- [Task directions]: Search the listing below for the word "tune" and copy each line that holds it.

Figure contents as structured data:
--- Begin ---

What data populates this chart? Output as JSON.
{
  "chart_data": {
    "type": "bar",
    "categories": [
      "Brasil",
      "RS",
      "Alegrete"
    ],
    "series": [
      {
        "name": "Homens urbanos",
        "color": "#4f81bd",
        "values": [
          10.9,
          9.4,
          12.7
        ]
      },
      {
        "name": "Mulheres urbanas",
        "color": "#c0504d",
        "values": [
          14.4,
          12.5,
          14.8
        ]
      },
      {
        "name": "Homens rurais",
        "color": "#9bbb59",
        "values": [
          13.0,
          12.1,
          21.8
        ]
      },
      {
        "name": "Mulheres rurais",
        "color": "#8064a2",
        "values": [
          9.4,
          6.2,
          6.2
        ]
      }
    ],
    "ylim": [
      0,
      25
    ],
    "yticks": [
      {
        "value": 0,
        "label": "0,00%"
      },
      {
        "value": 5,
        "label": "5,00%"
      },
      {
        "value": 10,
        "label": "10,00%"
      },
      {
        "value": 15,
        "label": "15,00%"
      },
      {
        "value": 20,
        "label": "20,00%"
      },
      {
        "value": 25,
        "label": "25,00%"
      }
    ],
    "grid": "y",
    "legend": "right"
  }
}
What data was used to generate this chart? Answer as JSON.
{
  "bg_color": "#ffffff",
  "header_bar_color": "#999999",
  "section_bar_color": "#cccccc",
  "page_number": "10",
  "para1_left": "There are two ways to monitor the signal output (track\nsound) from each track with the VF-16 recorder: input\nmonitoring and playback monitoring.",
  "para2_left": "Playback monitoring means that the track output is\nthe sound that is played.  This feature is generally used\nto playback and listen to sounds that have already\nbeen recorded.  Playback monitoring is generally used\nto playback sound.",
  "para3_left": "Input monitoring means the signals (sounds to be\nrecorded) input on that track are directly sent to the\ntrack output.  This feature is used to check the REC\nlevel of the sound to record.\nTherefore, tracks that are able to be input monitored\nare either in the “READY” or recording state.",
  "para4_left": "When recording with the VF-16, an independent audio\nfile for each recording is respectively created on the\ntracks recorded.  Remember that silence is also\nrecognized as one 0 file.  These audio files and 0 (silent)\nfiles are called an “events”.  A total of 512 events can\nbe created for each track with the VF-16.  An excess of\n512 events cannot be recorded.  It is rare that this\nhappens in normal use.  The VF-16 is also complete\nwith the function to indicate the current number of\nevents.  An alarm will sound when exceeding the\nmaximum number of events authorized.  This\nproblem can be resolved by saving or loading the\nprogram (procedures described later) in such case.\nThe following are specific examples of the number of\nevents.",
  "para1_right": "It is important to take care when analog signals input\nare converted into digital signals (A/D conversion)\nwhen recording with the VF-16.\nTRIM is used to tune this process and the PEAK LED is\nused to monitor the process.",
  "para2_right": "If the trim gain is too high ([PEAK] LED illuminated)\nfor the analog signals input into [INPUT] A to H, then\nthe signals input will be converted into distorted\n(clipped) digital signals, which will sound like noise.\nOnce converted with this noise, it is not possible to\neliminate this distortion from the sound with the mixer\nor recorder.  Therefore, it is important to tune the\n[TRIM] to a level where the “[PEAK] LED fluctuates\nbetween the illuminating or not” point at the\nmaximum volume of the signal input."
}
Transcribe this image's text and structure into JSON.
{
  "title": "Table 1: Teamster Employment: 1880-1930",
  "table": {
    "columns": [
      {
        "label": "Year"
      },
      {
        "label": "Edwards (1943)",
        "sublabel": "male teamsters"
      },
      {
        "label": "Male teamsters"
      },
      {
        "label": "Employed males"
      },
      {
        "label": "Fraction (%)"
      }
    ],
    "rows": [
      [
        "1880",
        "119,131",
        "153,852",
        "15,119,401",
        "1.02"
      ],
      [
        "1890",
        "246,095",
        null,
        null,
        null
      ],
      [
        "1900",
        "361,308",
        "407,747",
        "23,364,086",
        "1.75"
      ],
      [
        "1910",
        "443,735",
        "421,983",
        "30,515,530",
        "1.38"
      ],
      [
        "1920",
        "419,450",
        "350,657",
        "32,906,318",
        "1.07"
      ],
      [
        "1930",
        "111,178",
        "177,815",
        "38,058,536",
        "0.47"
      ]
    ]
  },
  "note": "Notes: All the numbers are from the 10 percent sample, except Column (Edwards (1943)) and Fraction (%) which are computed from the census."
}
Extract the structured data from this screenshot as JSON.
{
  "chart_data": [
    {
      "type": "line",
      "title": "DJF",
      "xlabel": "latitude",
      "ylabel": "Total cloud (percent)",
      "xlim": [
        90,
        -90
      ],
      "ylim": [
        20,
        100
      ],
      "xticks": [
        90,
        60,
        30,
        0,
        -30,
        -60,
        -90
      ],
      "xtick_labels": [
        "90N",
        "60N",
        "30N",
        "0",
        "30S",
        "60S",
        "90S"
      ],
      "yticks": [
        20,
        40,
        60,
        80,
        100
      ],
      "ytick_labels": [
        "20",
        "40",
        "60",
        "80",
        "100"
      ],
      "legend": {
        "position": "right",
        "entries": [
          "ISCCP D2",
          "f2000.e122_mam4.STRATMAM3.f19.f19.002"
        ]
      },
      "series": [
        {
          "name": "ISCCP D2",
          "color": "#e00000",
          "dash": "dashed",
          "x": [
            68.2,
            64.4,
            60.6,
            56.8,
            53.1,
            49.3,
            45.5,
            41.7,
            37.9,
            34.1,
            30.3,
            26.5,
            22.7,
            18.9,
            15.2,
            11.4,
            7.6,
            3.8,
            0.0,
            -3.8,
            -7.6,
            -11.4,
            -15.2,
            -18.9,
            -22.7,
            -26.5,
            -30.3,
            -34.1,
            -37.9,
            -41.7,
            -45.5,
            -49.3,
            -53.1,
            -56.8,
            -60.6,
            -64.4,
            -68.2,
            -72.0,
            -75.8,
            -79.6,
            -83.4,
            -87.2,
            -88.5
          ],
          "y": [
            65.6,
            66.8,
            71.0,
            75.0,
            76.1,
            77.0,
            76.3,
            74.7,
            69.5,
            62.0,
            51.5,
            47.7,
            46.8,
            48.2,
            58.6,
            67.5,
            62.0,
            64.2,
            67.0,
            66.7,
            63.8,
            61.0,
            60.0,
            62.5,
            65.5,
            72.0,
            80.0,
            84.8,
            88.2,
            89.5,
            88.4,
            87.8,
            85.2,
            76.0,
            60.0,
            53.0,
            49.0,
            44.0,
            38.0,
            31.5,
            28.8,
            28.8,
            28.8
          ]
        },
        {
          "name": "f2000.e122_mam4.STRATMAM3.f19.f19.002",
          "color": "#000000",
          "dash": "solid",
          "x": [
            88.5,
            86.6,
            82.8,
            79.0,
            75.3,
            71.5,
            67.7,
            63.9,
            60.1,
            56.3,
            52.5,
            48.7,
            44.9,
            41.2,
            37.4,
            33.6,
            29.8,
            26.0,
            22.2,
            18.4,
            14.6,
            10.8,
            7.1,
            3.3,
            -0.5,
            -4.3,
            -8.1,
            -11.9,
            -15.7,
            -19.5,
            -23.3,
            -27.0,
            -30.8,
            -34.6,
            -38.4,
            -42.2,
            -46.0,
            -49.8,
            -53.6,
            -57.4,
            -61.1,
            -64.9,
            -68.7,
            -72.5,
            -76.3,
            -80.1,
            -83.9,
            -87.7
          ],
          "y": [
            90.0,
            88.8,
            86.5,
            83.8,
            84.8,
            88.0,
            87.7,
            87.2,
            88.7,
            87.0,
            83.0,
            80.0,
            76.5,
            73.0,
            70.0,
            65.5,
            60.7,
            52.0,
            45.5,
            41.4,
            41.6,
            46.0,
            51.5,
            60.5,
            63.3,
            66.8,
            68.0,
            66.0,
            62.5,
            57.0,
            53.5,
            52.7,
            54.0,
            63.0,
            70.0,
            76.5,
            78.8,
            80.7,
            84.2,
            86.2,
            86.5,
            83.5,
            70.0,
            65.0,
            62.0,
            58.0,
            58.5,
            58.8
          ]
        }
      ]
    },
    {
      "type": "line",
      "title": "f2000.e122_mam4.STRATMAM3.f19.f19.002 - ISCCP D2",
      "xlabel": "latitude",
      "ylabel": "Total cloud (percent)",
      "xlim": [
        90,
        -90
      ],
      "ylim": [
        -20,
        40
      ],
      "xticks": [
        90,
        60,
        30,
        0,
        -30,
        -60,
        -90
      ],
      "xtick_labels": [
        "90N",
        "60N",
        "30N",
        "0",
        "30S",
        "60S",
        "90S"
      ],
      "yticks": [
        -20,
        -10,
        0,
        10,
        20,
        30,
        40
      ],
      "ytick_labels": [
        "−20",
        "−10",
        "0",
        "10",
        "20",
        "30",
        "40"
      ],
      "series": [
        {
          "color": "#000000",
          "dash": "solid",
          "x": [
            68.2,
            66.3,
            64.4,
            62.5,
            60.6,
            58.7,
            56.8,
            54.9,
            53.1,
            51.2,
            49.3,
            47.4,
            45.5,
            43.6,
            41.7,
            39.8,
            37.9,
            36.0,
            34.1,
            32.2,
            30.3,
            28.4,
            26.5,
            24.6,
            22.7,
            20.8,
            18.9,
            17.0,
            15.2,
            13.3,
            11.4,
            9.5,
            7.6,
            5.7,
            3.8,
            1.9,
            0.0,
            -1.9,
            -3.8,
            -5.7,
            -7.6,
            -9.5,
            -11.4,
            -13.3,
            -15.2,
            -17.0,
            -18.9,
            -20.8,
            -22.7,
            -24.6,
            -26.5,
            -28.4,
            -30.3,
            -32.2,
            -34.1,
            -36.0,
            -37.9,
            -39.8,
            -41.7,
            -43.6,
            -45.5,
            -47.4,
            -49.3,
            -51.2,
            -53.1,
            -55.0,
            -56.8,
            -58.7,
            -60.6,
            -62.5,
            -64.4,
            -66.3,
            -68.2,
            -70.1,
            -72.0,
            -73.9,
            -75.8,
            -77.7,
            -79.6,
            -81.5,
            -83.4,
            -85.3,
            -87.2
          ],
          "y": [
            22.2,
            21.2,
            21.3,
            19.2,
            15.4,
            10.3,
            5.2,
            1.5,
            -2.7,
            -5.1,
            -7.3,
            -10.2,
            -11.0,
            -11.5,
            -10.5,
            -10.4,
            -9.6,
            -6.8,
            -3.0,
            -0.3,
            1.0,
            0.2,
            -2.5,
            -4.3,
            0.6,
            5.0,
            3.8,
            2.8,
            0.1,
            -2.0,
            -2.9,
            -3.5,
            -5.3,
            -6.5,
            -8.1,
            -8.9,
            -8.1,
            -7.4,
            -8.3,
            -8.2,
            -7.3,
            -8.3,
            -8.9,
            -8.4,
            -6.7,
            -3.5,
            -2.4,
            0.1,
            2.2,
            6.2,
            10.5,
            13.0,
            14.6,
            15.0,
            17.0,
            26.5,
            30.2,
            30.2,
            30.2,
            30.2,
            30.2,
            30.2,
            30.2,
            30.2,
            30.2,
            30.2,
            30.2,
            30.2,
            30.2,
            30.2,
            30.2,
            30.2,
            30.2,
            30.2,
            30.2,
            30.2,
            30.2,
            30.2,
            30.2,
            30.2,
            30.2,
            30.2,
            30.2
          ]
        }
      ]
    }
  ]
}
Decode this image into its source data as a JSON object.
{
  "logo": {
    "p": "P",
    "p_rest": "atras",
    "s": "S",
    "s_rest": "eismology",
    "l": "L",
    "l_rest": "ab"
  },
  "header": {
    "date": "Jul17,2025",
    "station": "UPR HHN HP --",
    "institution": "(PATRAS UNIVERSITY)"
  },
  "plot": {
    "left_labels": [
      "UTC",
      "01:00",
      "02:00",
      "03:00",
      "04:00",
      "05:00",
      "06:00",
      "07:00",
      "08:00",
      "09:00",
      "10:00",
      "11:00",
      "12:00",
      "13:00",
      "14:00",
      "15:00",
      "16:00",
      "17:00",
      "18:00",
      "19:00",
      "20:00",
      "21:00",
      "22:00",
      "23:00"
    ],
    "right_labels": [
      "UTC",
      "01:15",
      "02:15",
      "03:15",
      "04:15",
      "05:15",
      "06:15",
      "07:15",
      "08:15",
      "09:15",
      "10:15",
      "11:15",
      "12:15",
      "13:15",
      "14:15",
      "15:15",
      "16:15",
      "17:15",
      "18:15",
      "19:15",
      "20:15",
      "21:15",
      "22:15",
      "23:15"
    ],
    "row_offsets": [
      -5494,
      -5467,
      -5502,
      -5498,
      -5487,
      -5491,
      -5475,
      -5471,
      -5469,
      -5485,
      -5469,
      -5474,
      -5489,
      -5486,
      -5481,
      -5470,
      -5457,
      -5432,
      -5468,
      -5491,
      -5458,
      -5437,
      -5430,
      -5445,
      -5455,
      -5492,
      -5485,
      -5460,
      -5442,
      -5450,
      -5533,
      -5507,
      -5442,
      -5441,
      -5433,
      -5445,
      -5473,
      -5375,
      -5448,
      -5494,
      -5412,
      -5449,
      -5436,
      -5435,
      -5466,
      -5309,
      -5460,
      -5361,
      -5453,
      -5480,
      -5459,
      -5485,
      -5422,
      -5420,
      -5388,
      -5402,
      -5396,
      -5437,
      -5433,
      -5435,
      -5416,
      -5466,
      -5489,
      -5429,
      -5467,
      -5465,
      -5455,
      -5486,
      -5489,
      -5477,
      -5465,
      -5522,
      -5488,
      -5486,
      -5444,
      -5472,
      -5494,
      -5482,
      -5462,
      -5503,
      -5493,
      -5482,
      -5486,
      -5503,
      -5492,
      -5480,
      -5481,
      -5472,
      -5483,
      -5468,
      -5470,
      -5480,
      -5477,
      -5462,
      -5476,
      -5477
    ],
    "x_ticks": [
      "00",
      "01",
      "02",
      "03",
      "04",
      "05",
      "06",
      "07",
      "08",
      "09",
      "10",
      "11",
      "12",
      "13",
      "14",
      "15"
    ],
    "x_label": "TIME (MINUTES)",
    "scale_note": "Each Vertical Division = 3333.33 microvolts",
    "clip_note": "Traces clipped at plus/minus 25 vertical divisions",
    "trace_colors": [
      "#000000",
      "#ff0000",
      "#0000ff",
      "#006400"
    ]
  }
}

--- End ---

- [Response]:
  "para1_right": "It is important to take care when analog signals input\nare converted into digital signals (A/D conversion)\nwhen recording with the VF-16.\nTRIM is used to tune this process and the PEAK LED is\nused to monitor the process.",
  "para2_right": "If the trim gain is too high ([PEAK] LED illuminated)\nfor the analog signals input into [INPUT] A to H, then\nthe signals input will be converted into distorted\n(clipped) digital signals, which will sound like noise.\nOnce converted with this noise, it is not possible to\neliminate this distortion from the sound with the mixer\nor recorder.  Therefore, it is important to tune the\n[TRIM] to a level where the “[PEAK] LED fluctuates\nbetween the illuminating or not” point at the\nmaximum volume of the signal input."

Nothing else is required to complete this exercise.